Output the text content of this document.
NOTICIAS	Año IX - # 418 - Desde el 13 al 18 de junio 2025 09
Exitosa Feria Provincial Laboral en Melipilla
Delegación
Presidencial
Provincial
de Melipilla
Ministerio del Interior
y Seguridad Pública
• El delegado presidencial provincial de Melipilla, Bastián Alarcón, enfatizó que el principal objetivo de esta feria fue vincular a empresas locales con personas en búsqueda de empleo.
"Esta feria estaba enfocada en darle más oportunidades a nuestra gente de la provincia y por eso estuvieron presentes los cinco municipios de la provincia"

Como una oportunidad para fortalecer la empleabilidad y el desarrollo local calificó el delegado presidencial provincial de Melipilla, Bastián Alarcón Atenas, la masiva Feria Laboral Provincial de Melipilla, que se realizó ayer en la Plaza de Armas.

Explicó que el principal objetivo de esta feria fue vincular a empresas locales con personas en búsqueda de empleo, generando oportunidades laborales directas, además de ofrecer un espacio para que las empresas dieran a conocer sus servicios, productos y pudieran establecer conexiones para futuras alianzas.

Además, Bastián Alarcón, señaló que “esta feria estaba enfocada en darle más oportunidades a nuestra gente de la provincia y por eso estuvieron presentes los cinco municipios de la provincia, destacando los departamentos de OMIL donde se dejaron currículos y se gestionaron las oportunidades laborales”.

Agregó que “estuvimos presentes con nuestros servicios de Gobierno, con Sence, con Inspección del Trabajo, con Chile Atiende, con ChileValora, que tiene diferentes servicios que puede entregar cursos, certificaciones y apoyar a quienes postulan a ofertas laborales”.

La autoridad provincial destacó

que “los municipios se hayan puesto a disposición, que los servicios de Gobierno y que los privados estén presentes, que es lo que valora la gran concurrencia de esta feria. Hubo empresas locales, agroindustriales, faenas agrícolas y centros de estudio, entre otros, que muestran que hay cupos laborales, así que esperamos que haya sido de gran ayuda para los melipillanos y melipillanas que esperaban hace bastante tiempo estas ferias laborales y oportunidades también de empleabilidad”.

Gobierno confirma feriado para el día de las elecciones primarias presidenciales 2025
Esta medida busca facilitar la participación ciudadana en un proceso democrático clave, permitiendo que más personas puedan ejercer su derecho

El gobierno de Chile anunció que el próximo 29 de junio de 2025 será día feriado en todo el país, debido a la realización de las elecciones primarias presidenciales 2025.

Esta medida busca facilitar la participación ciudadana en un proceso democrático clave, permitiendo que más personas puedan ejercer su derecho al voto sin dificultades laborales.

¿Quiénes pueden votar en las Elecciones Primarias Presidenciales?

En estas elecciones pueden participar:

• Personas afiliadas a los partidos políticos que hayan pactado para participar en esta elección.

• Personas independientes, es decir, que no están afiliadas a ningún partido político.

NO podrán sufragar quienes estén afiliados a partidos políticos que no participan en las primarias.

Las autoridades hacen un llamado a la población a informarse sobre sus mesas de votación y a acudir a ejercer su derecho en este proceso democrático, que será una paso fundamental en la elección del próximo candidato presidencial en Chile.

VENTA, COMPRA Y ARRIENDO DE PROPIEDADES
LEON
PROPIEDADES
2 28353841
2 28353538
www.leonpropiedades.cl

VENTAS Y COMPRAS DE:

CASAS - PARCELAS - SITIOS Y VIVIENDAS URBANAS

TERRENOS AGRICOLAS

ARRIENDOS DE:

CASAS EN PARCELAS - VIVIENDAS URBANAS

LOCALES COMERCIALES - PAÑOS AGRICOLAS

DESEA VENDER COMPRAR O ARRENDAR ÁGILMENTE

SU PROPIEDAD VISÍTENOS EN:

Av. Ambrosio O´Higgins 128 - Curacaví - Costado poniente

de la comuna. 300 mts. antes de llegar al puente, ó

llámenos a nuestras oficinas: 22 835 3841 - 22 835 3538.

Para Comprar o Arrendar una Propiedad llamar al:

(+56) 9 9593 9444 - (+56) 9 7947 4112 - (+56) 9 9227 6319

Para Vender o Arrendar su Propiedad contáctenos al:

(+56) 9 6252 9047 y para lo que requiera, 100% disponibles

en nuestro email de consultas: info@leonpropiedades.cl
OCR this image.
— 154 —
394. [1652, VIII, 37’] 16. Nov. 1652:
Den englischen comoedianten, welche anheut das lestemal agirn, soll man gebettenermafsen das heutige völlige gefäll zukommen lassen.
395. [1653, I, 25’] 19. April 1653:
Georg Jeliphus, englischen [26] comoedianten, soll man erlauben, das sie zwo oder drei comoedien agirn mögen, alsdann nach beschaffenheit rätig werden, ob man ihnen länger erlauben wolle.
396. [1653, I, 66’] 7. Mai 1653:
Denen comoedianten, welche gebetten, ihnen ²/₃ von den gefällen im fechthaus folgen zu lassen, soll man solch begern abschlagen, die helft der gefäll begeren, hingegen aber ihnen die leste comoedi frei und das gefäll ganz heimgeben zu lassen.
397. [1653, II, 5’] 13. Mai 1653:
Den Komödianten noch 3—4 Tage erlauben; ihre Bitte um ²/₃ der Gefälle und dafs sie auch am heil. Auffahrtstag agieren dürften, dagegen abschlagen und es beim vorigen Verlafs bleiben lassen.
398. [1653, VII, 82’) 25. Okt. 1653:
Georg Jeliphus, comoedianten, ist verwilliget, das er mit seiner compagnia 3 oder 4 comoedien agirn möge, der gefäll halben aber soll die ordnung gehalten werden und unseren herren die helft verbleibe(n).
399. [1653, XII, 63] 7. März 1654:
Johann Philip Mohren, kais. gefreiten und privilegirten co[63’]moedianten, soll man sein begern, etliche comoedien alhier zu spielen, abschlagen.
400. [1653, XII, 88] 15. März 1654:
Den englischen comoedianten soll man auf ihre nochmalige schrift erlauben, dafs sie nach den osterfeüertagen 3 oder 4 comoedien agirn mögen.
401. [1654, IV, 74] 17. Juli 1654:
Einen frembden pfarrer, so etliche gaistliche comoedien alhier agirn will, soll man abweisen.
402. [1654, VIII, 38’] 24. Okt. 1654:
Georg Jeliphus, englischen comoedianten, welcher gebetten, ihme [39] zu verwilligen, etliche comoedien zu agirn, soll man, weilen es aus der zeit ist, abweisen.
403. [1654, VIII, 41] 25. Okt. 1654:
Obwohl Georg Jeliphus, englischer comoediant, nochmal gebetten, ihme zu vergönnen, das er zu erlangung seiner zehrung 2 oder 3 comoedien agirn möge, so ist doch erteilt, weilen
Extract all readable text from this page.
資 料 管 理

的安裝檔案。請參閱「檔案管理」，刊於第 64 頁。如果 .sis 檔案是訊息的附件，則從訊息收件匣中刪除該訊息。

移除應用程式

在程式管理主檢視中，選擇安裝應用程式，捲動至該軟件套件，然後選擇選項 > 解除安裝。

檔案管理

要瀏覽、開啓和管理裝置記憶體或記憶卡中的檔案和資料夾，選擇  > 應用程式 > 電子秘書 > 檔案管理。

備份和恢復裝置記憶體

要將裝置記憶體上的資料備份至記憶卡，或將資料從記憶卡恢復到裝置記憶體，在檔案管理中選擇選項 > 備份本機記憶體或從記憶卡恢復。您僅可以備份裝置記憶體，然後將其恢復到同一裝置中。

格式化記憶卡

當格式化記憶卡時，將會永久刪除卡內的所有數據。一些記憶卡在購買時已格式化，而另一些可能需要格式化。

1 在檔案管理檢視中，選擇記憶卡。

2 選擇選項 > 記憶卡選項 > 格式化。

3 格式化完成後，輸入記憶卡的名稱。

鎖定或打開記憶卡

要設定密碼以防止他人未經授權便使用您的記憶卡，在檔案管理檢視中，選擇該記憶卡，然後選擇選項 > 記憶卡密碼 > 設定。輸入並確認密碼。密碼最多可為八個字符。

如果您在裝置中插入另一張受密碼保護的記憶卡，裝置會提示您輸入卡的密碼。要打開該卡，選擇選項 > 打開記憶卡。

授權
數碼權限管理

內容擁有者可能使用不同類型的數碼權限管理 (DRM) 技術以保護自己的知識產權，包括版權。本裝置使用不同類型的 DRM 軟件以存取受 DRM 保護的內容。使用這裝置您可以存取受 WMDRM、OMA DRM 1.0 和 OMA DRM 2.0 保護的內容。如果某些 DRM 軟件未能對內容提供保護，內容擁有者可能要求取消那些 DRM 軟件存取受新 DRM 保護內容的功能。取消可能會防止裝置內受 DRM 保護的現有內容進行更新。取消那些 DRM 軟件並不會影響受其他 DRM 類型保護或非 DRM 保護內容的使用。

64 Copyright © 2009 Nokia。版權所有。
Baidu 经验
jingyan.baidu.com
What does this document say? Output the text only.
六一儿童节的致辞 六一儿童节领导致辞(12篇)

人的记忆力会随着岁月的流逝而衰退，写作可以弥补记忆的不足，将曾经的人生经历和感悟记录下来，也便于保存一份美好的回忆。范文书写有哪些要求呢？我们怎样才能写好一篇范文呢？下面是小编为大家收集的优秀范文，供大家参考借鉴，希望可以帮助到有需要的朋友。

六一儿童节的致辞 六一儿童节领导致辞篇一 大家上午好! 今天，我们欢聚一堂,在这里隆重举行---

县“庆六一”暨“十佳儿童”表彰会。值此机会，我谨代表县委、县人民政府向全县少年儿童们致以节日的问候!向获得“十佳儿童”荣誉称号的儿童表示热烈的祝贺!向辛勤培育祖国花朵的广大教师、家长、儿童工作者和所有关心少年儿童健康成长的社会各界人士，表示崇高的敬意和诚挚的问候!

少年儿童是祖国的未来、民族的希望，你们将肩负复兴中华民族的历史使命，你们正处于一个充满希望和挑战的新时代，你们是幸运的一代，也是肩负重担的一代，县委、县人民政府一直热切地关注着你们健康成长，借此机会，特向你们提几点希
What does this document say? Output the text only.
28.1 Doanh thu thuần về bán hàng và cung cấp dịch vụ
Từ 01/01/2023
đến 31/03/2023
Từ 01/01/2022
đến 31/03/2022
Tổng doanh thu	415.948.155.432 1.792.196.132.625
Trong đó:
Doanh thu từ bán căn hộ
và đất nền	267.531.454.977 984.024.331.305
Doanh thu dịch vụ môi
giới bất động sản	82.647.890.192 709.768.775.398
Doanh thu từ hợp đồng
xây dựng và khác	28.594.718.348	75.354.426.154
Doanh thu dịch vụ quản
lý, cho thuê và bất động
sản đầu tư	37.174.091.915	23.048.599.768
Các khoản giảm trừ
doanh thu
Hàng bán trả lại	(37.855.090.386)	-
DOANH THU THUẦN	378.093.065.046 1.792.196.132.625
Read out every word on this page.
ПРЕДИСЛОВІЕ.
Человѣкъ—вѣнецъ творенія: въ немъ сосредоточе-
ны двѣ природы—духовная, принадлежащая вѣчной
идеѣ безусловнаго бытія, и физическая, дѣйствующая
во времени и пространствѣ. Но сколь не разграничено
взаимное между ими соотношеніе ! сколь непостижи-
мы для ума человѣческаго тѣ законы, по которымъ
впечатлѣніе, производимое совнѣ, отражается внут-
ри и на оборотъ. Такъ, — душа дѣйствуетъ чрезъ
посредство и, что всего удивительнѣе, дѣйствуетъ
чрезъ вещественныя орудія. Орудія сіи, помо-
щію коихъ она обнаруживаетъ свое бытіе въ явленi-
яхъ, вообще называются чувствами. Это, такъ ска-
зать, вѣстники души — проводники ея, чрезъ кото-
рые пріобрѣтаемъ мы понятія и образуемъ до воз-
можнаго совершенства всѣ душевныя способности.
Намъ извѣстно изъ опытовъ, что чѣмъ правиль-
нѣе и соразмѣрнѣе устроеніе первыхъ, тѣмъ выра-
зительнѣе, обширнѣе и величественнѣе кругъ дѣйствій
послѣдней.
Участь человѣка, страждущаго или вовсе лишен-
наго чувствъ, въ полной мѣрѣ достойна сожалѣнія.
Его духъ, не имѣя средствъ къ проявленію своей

Short exercise |
Scan the material and collect every line that contains "será".

Response to this task |
El gobierno de Chile anunció que el próximo 29 de junio de 2025 será día feriado en todo el país, debido a la realización de las elecciones primarias presidenciales 2025.
Las autoridades hacen un llamado a la población a informarse sobre sus mesas de votación y a acudir a ejercer su derecho en este proceso democrático, que será una paso fundamental en la elección del próximo candidato presidencial en Chile.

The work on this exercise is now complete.